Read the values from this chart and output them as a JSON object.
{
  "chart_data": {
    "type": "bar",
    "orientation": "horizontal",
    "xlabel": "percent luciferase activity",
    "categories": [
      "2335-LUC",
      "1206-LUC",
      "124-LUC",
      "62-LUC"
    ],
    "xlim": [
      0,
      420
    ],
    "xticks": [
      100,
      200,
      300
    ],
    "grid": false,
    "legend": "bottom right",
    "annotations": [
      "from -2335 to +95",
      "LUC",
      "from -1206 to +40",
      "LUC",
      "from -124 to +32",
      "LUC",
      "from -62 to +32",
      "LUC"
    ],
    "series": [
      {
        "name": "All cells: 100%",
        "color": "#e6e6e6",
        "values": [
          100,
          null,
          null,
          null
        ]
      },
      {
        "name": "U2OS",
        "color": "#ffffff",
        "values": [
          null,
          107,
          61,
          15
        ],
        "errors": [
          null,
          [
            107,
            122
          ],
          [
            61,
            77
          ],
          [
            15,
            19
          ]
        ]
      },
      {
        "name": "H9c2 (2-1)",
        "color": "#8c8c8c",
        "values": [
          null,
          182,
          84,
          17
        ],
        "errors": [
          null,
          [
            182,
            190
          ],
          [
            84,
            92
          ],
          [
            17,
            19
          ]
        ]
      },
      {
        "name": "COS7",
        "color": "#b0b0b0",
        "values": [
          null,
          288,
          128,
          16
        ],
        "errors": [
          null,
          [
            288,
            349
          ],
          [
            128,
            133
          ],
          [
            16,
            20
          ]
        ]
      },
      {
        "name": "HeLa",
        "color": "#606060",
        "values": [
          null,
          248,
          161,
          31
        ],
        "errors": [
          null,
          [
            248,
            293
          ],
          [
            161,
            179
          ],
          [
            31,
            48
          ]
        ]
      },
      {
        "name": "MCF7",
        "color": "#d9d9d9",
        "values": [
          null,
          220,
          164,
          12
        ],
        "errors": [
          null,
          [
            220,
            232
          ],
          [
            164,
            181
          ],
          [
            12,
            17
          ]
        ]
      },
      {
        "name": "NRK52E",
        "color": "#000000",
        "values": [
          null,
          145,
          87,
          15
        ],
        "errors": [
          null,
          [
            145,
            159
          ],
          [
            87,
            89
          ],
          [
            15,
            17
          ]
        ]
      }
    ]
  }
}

Task directions ▸
All of the material above needs to be transcribed verbatim.

Response ▸
Read the values from this chart and output them as a JSON object.
{
  "chart_data": {
    "type": "bar",
    "orientation": "horizontal",
    "xlabel": "percent luciferase activity",
    "categories": [
      "2335-LUC",
      "1206-LUC",
      "124-LUC",
      "62-LUC"
    ],
    "xlim": [
      0,
      420
    ],
    "xticks": [
      100,
      200,
      300
    ],
    "grid": false,
    "legend": "bottom right",
    "annotations": [
      "from -2335 to +95",
      "LUC",
      "from -1206 to +40",
      "LUC",
      "from -124 to +32",
      "LUC",
      "from -62 to +32",
      "LUC"
    ],
    "series": [
      {
        "name": "All cells: 100%",
        "color": "#e6e6e6",
        "values": [
          100,
          null,
          null,
          null
        ]
      },
      {
        "name": "U2OS",
        "color": "#ffffff",
        "values": [
          null,
          107,
          61,
          15
        ],
        "errors": [
          null,
          [
            107,
            122
          ],
          [
            61,
            77
          ],
          [
            15,
            19
          ]
        ]
      },
      {
        "name": "H9c2 (2-1)",
        "color": "#8c8c8c",
        "values": [
          null,
          182,
          84,
          17
        ],
        "errors": [
          null,
          [
            182,
            190
          ],
          [
            84,
            92
          ],
          [
            17,
            19
          ]
        ]
      },
      {
        "name": "COS7",
        "color": "#b0b0b0",
        "values": [
          null,
          288,
          128,
          16
        ],
        "errors": [
          null,
          [
            288,
            349
          ],
          [
            128,
            133
          ],
          [
            16,
            20
          ]
        ]
      },
      {
        "name": "HeLa",
        "color": "#606060",
        "values": [
          null,
          248,
          161,
          31
        ],
        "errors": [
          null,
          [
            248,
            293
          ],
          [
            161,
            179
          ],
          [
            31,
            48
          ]
        ]
      },
      {
        "name": "MCF7",
        "color": "#d9d9d9",
        "values": [
          null,
          220,
          164,
          12
        ],
        "errors": [
          null,
          [
            220,
            232
          ],
          [
            164,
            181
          ],
          [
            12,
            17
          ]
        ]
      },
      {
        "name": "NRK52E",
        "color": "#000000",
        "values": [
          null,
          145,
          87,
          15
        ],
        "errors": [
          null,
          [
            145,
            159
          ],
          [
            87,
            89
          ],
          [
            15,
            17
          ]
        ]
      }
    ]
  }
}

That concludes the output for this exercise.